(Stored items)
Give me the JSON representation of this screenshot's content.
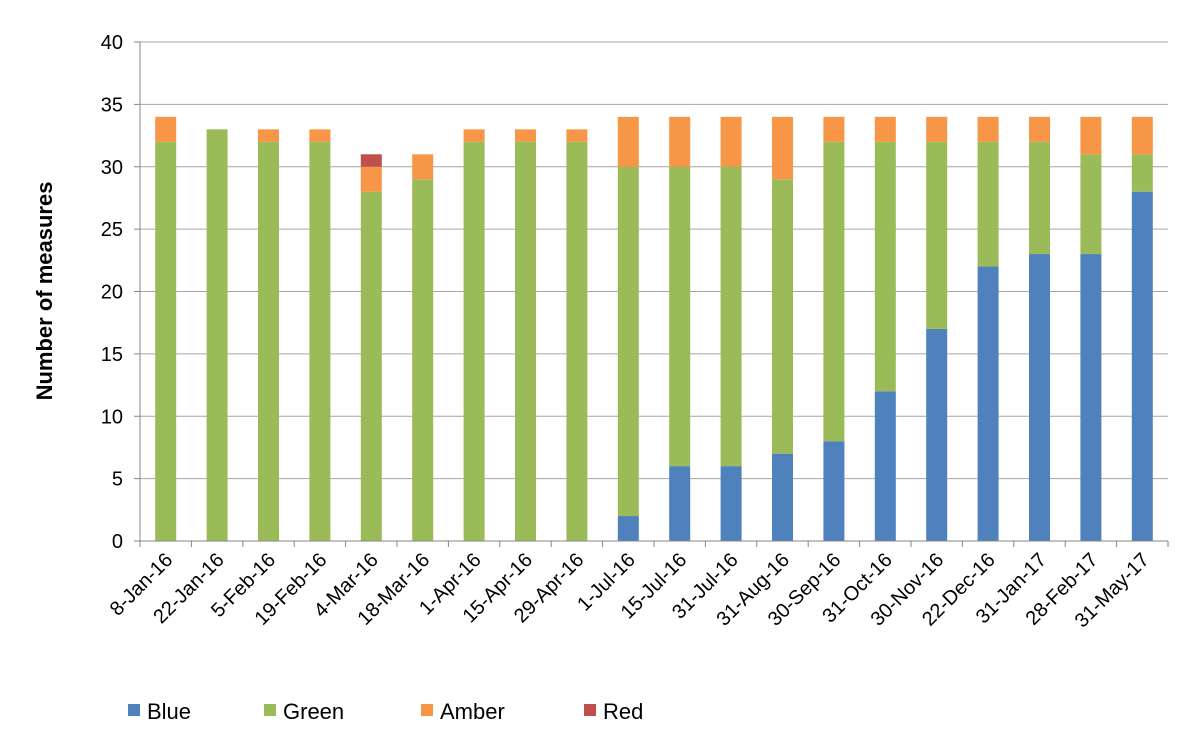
{
  "chart_data": {
    "type": "bar",
    "stacked": true,
    "categories": [
      "8-Jan-16",
      "22-Jan-16",
      "5-Feb-16",
      "19-Feb-16",
      "4-Mar-16",
      "18-Mar-16",
      "1-Apr-16",
      "15-Apr-16",
      "29-Apr-16",
      "1-Jul-16",
      "15-Jul-16",
      "31-Jul-16",
      "31-Aug-16",
      "30-Sep-16",
      "31-Oct-16",
      "30-Nov-16",
      "22-Dec-16",
      "31-Jan-17",
      "28-Feb-17",
      "31-May-17"
    ],
    "series": [
      {
        "name": "Blue",
        "color": "#4f81bd",
        "values": [
          0,
          0,
          0,
          0,
          0,
          0,
          0,
          0,
          0,
          2,
          6,
          6,
          7,
          8,
          12,
          17,
          22,
          23,
          23,
          28
        ]
      },
      {
        "name": "Green",
        "color": "#9bbb59",
        "values": [
          32,
          33,
          32,
          32,
          28,
          29,
          32,
          32,
          32,
          28,
          24,
          24,
          22,
          24,
          20,
          15,
          10,
          9,
          8,
          3
        ]
      },
      {
        "name": "Amber",
        "color": "#f79646",
        "values": [
          2,
          0,
          1,
          1,
          2,
          2,
          1,
          1,
          1,
          4,
          4,
          4,
          5,
          2,
          2,
          2,
          2,
          2,
          3,
          3
        ]
      },
      {
        "name": "Red",
        "color": "#c0504d",
        "values": [
          0,
          0,
          0,
          0,
          1,
          0,
          0,
          0,
          0,
          0,
          0,
          0,
          0,
          0,
          0,
          0,
          0,
          0,
          0,
          0
        ]
      }
    ],
    "title": "",
    "xlabel": "",
    "ylabel": "Number of measures",
    "ylim": [
      0,
      40
    ],
    "yticks": [
      0,
      5,
      10,
      15,
      20,
      25,
      30,
      35,
      40
    ],
    "grid": true,
    "legend_position": "bottom"
  }
}
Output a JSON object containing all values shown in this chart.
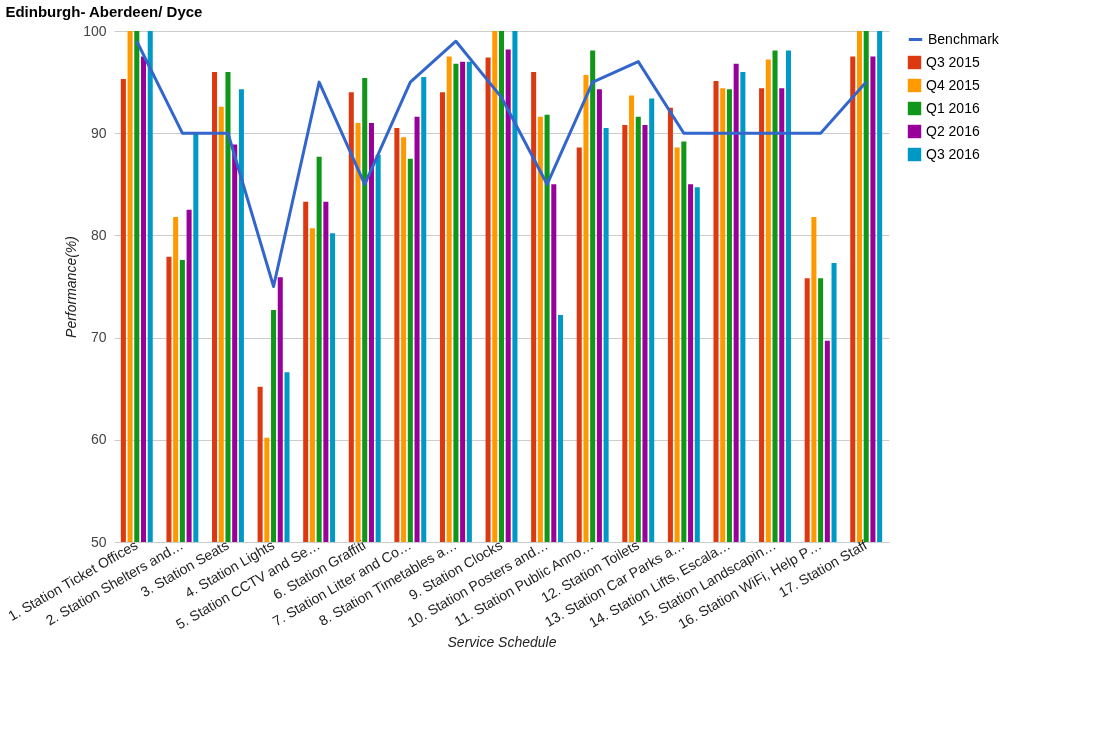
{
  "chart_data": {
    "type": "bar",
    "title": "Edinburgh- Aberdeen/ Dyce",
    "xlabel": "Service Schedule",
    "ylabel": "Performance(%)",
    "categories": [
      "1. Station Ticket Offices",
      "2. Station Shelters and…",
      "3. Station Seats",
      "4. Station Lights",
      "5. Station CCTV and Se…",
      "6. Station Graffiti",
      "7. Station Litter and Co…",
      "8. Station Timetables a…",
      "9. Station Clocks",
      "10. Station Posters and…",
      "11. Station Public Anno…",
      "12. Station Toilets",
      "13. Station Car Parks a…",
      "14. Station Lifts, Escala…",
      "15. Station Landscapin…",
      "16. Station WiFi, Help P…",
      "17. Station Staff"
    ],
    "series": [
      {
        "name": "Benchmark",
        "type": "line",
        "color": "#3366cc",
        "values": [
          99,
          90,
          90,
          75,
          95,
          85,
          95,
          99,
          93.5,
          85,
          95,
          97,
          90,
          90,
          90,
          90,
          95
        ]
      },
      {
        "name": "Q3 2015",
        "color": "#dc3912",
        "values": [
          95.3,
          77.9,
          96,
          65.2,
          83.3,
          94,
          90.5,
          94,
          97.4,
          96,
          88.6,
          90.8,
          92.5,
          95.1,
          94.4,
          75.8,
          97.5
        ]
      },
      {
        "name": "Q4 2015",
        "color": "#ff9900",
        "values": [
          100,
          81.8,
          92.6,
          60.2,
          80.7,
          91,
          89.6,
          97.5,
          100,
          91.6,
          95.7,
          93.7,
          88.6,
          94.4,
          97.2,
          81.8,
          100
        ]
      },
      {
        "name": "Q1 2016",
        "color": "#109618",
        "values": [
          100,
          77.6,
          96,
          72.7,
          87.7,
          95.4,
          87.5,
          96.8,
          100,
          91.8,
          98.1,
          91.6,
          89.2,
          94.3,
          98.1,
          75.8,
          100
        ]
      },
      {
        "name": "Q2 2016",
        "color": "#990099",
        "values": [
          97.5,
          82.5,
          88.9,
          75.9,
          83.3,
          91,
          91.6,
          97,
          98.2,
          85,
          94.3,
          90.8,
          85,
          96.8,
          94.4,
          69.7,
          97.5
        ]
      },
      {
        "name": "Q3 2016",
        "color": "#0099c6",
        "values": [
          100,
          90,
          94.3,
          66.6,
          80.2,
          87.9,
          95.5,
          97,
          100,
          72.2,
          90.5,
          93.4,
          84.7,
          96,
          98.1,
          77.3,
          100
        ]
      }
    ],
    "ylim": [
      50,
      100
    ],
    "yticks": [
      50,
      60,
      70,
      80,
      90,
      100
    ],
    "grid": "y",
    "legend": "right"
  }
}
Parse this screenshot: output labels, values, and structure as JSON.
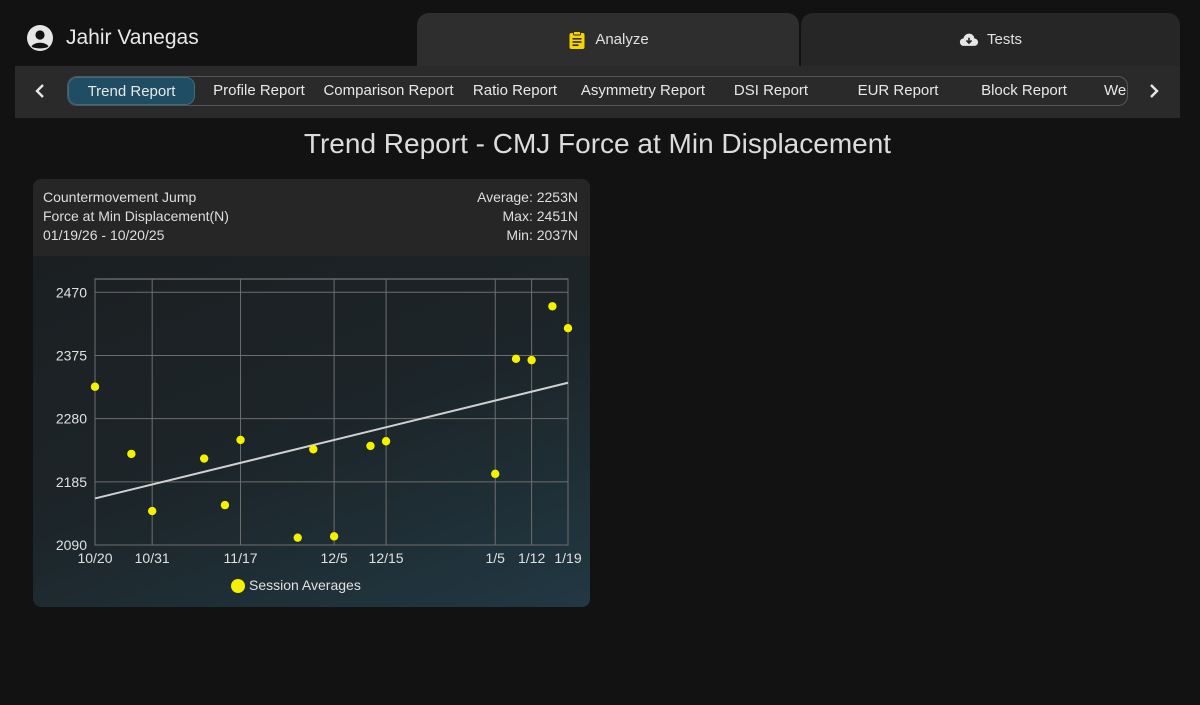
{
  "user": {
    "name": "Jahir Vanegas"
  },
  "top_tabs": [
    {
      "label": "Analyze",
      "icon": "clipboard-icon"
    },
    {
      "label": "Tests",
      "icon": "cloud-download-icon"
    }
  ],
  "reports": {
    "items": [
      "Trend Report",
      "Profile Report",
      "Comparison Report",
      "Ratio Report",
      "Asymmetry Report",
      "DSI Report",
      "EUR Report",
      "Block Report",
      "Weekly Report"
    ],
    "active": "Trend Report"
  },
  "page_title": "Trend Report - CMJ Force at Min Displacement",
  "card": {
    "test_name": "Countermovement Jump",
    "metric": "Force at Min Displacement(N)",
    "date_range": "01/19/26 - 10/20/25",
    "average": "Average: 2253N",
    "max": "Max: 2451N",
    "min": "Min: 2037N"
  },
  "colors": {
    "accent": "#1f4d63",
    "point": "#f5f200",
    "trend": "#d0d0d0"
  },
  "chart_data": {
    "type": "scatter",
    "title": "Countermovement Jump - Force at Min Displacement(N)",
    "ylabel": "Force at Min Displacement(N)",
    "ylim": [
      2090,
      2490
    ],
    "yticks": [
      2090,
      2185,
      2280,
      2375,
      2470
    ],
    "xlim": [
      0,
      91
    ],
    "xticks": [
      {
        "day": 0,
        "label": "10/20"
      },
      {
        "day": 11,
        "label": "10/31"
      },
      {
        "day": 28,
        "label": "11/17"
      },
      {
        "day": 46,
        "label": "12/5"
      },
      {
        "day": 56,
        "label": "12/15"
      },
      {
        "day": 77,
        "label": "1/5"
      },
      {
        "day": 84,
        "label": "1/12"
      },
      {
        "day": 91,
        "label": "1/19"
      }
    ],
    "series": [
      {
        "name": "Session Averages",
        "points": [
          {
            "day": 0,
            "value": 2328
          },
          {
            "day": 7,
            "value": 2227
          },
          {
            "day": 11,
            "value": 2141
          },
          {
            "day": 21,
            "value": 2220
          },
          {
            "day": 25,
            "value": 2150
          },
          {
            "day": 28,
            "value": 2248
          },
          {
            "day": 39,
            "value": 2101
          },
          {
            "day": 42,
            "value": 2234
          },
          {
            "day": 46,
            "value": 2103
          },
          {
            "day": 53,
            "value": 2239
          },
          {
            "day": 56,
            "value": 2246
          },
          {
            "day": 77,
            "value": 2197
          },
          {
            "day": 81,
            "value": 2370
          },
          {
            "day": 84,
            "value": 2368
          },
          {
            "day": 88,
            "value": 2449
          },
          {
            "day": 91,
            "value": 2416
          }
        ]
      }
    ],
    "trendline": {
      "start": {
        "day": 0,
        "value": 2160
      },
      "end": {
        "day": 91,
        "value": 2334
      }
    },
    "legend": {
      "label": "Session Averages",
      "position": "bottom"
    },
    "grid": true
  }
}
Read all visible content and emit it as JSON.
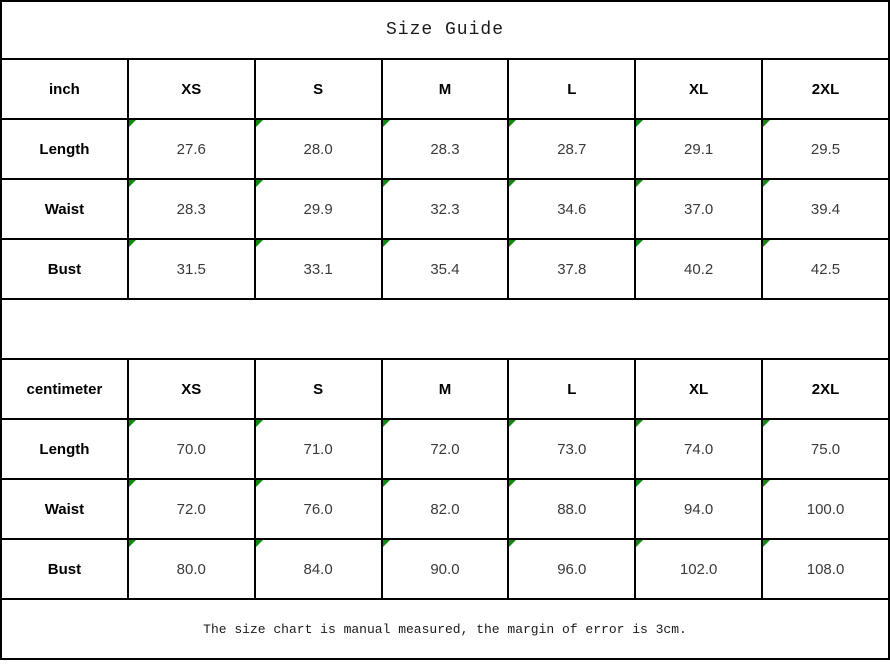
{
  "title": "Size Guide",
  "footer_note": "The size chart is manual measured, the margin of error is 3cm.",
  "colors": {
    "border": "#000000",
    "background": "#ffffff",
    "cell_flag_green": "#128712",
    "text": "#000000"
  },
  "chart_data": [
    {
      "type": "table",
      "unit": "inch",
      "columns": [
        "inch",
        "XS",
        "S",
        "M",
        "L",
        "XL",
        "2XL"
      ],
      "rows": [
        {
          "label": "Length",
          "values": [
            "27.6",
            "28.0",
            "28.3",
            "28.7",
            "29.1",
            "29.5"
          ]
        },
        {
          "label": "Waist",
          "values": [
            "28.3",
            "29.9",
            "32.3",
            "34.6",
            "37.0",
            "39.4"
          ]
        },
        {
          "label": "Bust",
          "values": [
            "31.5",
            "33.1",
            "35.4",
            "37.8",
            "40.2",
            "42.5"
          ]
        }
      ]
    },
    {
      "type": "table",
      "unit": "centimeter",
      "columns": [
        "centimeter",
        "XS",
        "S",
        "M",
        "L",
        "XL",
        "2XL"
      ],
      "rows": [
        {
          "label": "Length",
          "values": [
            "70.0",
            "71.0",
            "72.0",
            "73.0",
            "74.0",
            "75.0"
          ]
        },
        {
          "label": "Waist",
          "values": [
            "72.0",
            "76.0",
            "82.0",
            "88.0",
            "94.0",
            "100.0"
          ]
        },
        {
          "label": "Bust",
          "values": [
            "80.0",
            "84.0",
            "90.0",
            "96.0",
            "102.0",
            "108.0"
          ]
        }
      ]
    }
  ]
}
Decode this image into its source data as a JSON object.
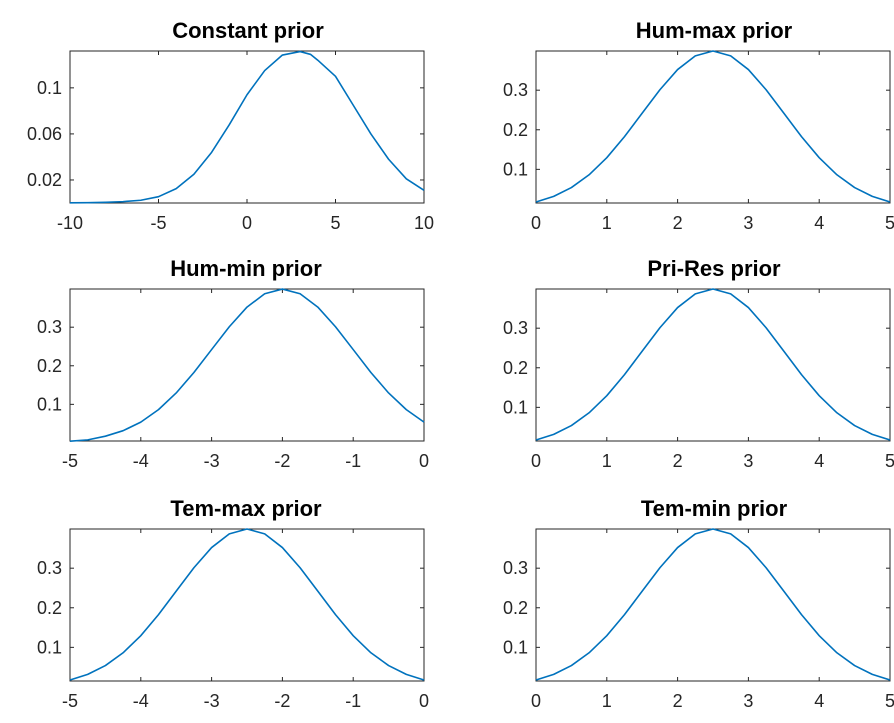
{
  "chart_data": [
    {
      "type": "line",
      "title": "Constant prior",
      "xlim": [
        -10,
        10
      ],
      "ylim": [
        0,
        0.132
      ],
      "xticks": [
        -10,
        -5,
        0,
        5,
        10
      ],
      "xtick_labels": [
        "-10",
        "-5",
        "0",
        "5",
        "10"
      ],
      "yticks": [
        0.02,
        0.06,
        0.1
      ],
      "ytick_labels": [
        "0.02",
        "0.06",
        "0.1"
      ],
      "grid": false,
      "series": [
        {
          "color": "#0072BD",
          "x": [
            -10,
            -9,
            -8,
            -7,
            -6,
            -5,
            -4,
            -3,
            -2,
            -1,
            0,
            1,
            2,
            3,
            3.6,
            4,
            5,
            6,
            7,
            8,
            9,
            10
          ],
          "y": [
            0.0002,
            0.0003,
            0.0006,
            0.0012,
            0.0024,
            0.0055,
            0.0125,
            0.025,
            0.044,
            0.068,
            0.094,
            0.115,
            0.1285,
            0.1315,
            0.129,
            0.124,
            0.11,
            0.085,
            0.06,
            0.038,
            0.021,
            0.011
          ]
        }
      ]
    },
    {
      "type": "line",
      "title": "Hum-max prior",
      "xlim": [
        0,
        5
      ],
      "ylim": [
        0.015,
        0.399
      ],
      "xticks": [
        0,
        1,
        2,
        3,
        4,
        5
      ],
      "xtick_labels": [
        "0",
        "1",
        "2",
        "3",
        "4",
        "5"
      ],
      "yticks": [
        0.1,
        0.2,
        0.3
      ],
      "ytick_labels": [
        "0.1",
        "0.2",
        "0.3"
      ],
      "grid": false,
      "series": [
        {
          "color": "#0072BD",
          "x": [
            0,
            0.25,
            0.5,
            0.75,
            1,
            1.25,
            1.5,
            1.75,
            2,
            2.25,
            2.5,
            2.75,
            3,
            3.25,
            3.5,
            3.75,
            4,
            4.25,
            4.5,
            4.75,
            5
          ],
          "y": [
            0.0175,
            0.0317,
            0.054,
            0.0863,
            0.1295,
            0.1826,
            0.242,
            0.3011,
            0.3521,
            0.3867,
            0.3989,
            0.3867,
            0.3521,
            0.3011,
            0.242,
            0.1826,
            0.1295,
            0.0863,
            0.054,
            0.0317,
            0.0175
          ]
        }
      ]
    },
    {
      "type": "line",
      "title": "Hum-min prior",
      "xlim": [
        -5,
        0
      ],
      "ylim": [
        0.005,
        0.399
      ],
      "xticks": [
        -5,
        -4,
        -3,
        -2,
        -1,
        0
      ],
      "xtick_labels": [
        "-5",
        "-4",
        "-3",
        "-2",
        "-1",
        "0"
      ],
      "yticks": [
        0.1,
        0.2,
        0.3
      ],
      "ytick_labels": [
        "0.1",
        "0.2",
        "0.3"
      ],
      "grid": false,
      "series": [
        {
          "color": "#0072BD",
          "x": [
            -5,
            -4.75,
            -4.5,
            -4.25,
            -4,
            -3.75,
            -3.5,
            -3.25,
            -3,
            -2.75,
            -2.5,
            -2.25,
            -2,
            -1.75,
            -1.5,
            -1.25,
            -1,
            -0.75,
            -0.5,
            -0.25,
            0
          ],
          "y": [
            0.0044,
            0.0079,
            0.0175,
            0.0317,
            0.054,
            0.0863,
            0.1295,
            0.1826,
            0.242,
            0.3011,
            0.3521,
            0.3867,
            0.3989,
            0.3867,
            0.3521,
            0.3011,
            0.242,
            0.1826,
            0.1295,
            0.0863,
            0.054
          ]
        }
      ]
    },
    {
      "type": "line",
      "title": "Pri-Res prior",
      "xlim": [
        0,
        5
      ],
      "ylim": [
        0.015,
        0.399
      ],
      "xticks": [
        0,
        1,
        2,
        3,
        4,
        5
      ],
      "xtick_labels": [
        "0",
        "1",
        "2",
        "3",
        "4",
        "5"
      ],
      "yticks": [
        0.1,
        0.2,
        0.3
      ],
      "ytick_labels": [
        "0.1",
        "0.2",
        "0.3"
      ],
      "grid": false,
      "series": [
        {
          "color": "#0072BD",
          "x": [
            0,
            0.25,
            0.5,
            0.75,
            1,
            1.25,
            1.5,
            1.75,
            2,
            2.25,
            2.5,
            2.75,
            3,
            3.25,
            3.5,
            3.75,
            4,
            4.25,
            4.5,
            4.75,
            5
          ],
          "y": [
            0.0175,
            0.0317,
            0.054,
            0.0863,
            0.1295,
            0.1826,
            0.242,
            0.3011,
            0.3521,
            0.3867,
            0.3989,
            0.3867,
            0.3521,
            0.3011,
            0.242,
            0.1826,
            0.1295,
            0.0863,
            0.054,
            0.0317,
            0.0175
          ]
        }
      ]
    },
    {
      "type": "line",
      "title": "Tem-max prior",
      "xlim": [
        -5,
        0
      ],
      "ylim": [
        0.015,
        0.399
      ],
      "xticks": [
        -5,
        -4,
        -3,
        -2,
        -1,
        0
      ],
      "xtick_labels": [
        "-5",
        "-4",
        "-3",
        "-2",
        "-1",
        "0"
      ],
      "yticks": [
        0.1,
        0.2,
        0.3
      ],
      "ytick_labels": [
        "0.1",
        "0.2",
        "0.3"
      ],
      "grid": false,
      "series": [
        {
          "color": "#0072BD",
          "x": [
            -5,
            -4.75,
            -4.5,
            -4.25,
            -4,
            -3.75,
            -3.5,
            -3.25,
            -3,
            -2.75,
            -2.5,
            -2.25,
            -2,
            -1.75,
            -1.5,
            -1.25,
            -1,
            -0.75,
            -0.5,
            -0.25,
            0
          ],
          "y": [
            0.0175,
            0.0317,
            0.054,
            0.0863,
            0.1295,
            0.1826,
            0.242,
            0.3011,
            0.3521,
            0.3867,
            0.3989,
            0.3867,
            0.3521,
            0.3011,
            0.242,
            0.1826,
            0.1295,
            0.0863,
            0.054,
            0.0317,
            0.0175
          ]
        }
      ]
    },
    {
      "type": "line",
      "title": "Tem-min prior",
      "xlim": [
        0,
        5
      ],
      "ylim": [
        0.015,
        0.399
      ],
      "xticks": [
        0,
        1,
        2,
        3,
        4,
        5
      ],
      "xtick_labels": [
        "0",
        "1",
        "2",
        "3",
        "4",
        "5"
      ],
      "yticks": [
        0.1,
        0.2,
        0.3
      ],
      "ytick_labels": [
        "0.1",
        "0.2",
        "0.3"
      ],
      "grid": false,
      "series": [
        {
          "color": "#0072BD",
          "x": [
            0,
            0.25,
            0.5,
            0.75,
            1,
            1.25,
            1.5,
            1.75,
            2,
            2.25,
            2.5,
            2.75,
            3,
            3.25,
            3.5,
            3.75,
            4,
            4.25,
            4.5,
            4.75,
            5
          ],
          "y": [
            0.0175,
            0.0317,
            0.054,
            0.0863,
            0.1295,
            0.1826,
            0.242,
            0.3011,
            0.3521,
            0.3867,
            0.3989,
            0.3867,
            0.3521,
            0.3011,
            0.242,
            0.1826,
            0.1295,
            0.0863,
            0.054,
            0.0317,
            0.0175
          ]
        }
      ]
    }
  ]
}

* Task to complete *
Determine the count of lines in the data above with the string "icon" in them, and give that count alone.

* Finished task *
2